Short problem
Every line of the listing must be reproduced as it stands. Leave the images behind.

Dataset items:

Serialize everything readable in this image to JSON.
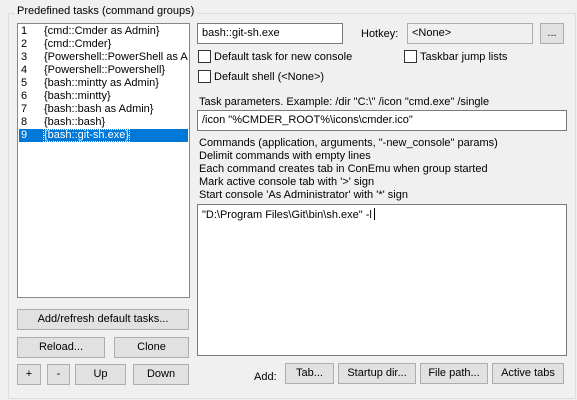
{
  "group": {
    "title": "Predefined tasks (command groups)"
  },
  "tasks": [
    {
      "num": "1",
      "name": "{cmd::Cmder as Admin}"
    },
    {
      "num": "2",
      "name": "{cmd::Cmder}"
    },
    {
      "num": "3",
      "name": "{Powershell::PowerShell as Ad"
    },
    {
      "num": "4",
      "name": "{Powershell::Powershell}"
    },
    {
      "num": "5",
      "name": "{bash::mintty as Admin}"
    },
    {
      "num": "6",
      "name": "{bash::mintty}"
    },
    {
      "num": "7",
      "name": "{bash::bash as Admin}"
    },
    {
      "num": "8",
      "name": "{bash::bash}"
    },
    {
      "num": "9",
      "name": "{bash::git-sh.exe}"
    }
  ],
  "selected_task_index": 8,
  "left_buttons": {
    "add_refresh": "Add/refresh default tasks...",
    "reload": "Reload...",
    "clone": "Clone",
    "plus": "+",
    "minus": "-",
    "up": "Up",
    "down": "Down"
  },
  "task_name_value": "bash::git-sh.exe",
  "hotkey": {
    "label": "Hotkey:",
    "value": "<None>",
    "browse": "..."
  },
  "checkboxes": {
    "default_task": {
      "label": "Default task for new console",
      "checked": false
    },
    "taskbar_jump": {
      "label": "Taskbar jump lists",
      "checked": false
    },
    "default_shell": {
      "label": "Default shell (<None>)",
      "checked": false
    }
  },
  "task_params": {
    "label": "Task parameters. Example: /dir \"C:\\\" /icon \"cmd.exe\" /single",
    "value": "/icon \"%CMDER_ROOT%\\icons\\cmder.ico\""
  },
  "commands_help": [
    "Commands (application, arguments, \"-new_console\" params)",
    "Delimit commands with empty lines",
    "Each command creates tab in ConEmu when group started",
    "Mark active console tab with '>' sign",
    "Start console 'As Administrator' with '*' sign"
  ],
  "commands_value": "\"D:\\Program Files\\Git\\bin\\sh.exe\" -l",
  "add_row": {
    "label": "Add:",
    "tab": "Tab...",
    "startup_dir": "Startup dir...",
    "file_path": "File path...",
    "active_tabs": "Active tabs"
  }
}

Response
Serialize everything readable in this image to JSON.
{
  "group": {
    "title": "Predefined tasks (command groups)"
  },
  "tasks": [
    {
      "num": "1",
      "name": "{cmd::Cmder as Admin}"
    },
    {
      "num": "2",
      "name": "{cmd::Cmder}"
    },
    {
      "num": "3",
      "name": "{Powershell::PowerShell as Ad"
    },
    {
      "num": "4",
      "name": "{Powershell::Powershell}"
    },
    {
      "num": "5",
      "name": "{bash::mintty as Admin}"
    },
    {
      "num": "6",
      "name": "{bash::mintty}"
    },
    {
      "num": "7",
      "name": "{bash::bash as Admin}"
    },
    {
      "num": "8",
      "name": "{bash::bash}"
    },
    {
      "num": "9",
      "name": "{bash::git-sh.exe}"
    }
  ],
  "selected_task_index": 8,
  "left_buttons": {
    "add_refresh": "Add/refresh default tasks...",
    "reload": "Reload...",
    "clone": "Clone",
    "plus": "+",
    "minus": "-",
    "up": "Up",
    "down": "Down"
  },
  "task_name_value": "bash::git-sh.exe",
  "hotkey": {
    "label": "Hotkey:",
    "value": "<None>",
    "browse": "..."
  },
  "checkboxes": {
    "default_task": {
      "label": "Default task for new console",
      "checked": false
    },
    "taskbar_jump": {
      "label": "Taskbar jump lists",
      "checked": false
    },
    "default_shell": {
      "label": "Default shell (<None>)",
      "checked": false
    }
  },
  "task_params": {
    "label": "Task parameters. Example: /dir \"C:\\\" /icon \"cmd.exe\" /single",
    "value": "/icon \"%CMDER_ROOT%\\icons\\cmder.ico\""
  },
  "commands_help": [
    "Commands (application, arguments, \"-new_console\" params)",
    "Delimit commands with empty lines",
    "Each command creates tab in ConEmu when group started",
    "Mark active console tab with '>' sign",
    "Start console 'As Administrator' with '*' sign"
  ],
  "commands_value": "\"D:\\Program Files\\Git\\bin\\sh.exe\" -l",
  "add_row": {
    "label": "Add:",
    "tab": "Tab...",
    "startup_dir": "Startup dir...",
    "file_path": "File path...",
    "active_tabs": "Active tabs"
  }
}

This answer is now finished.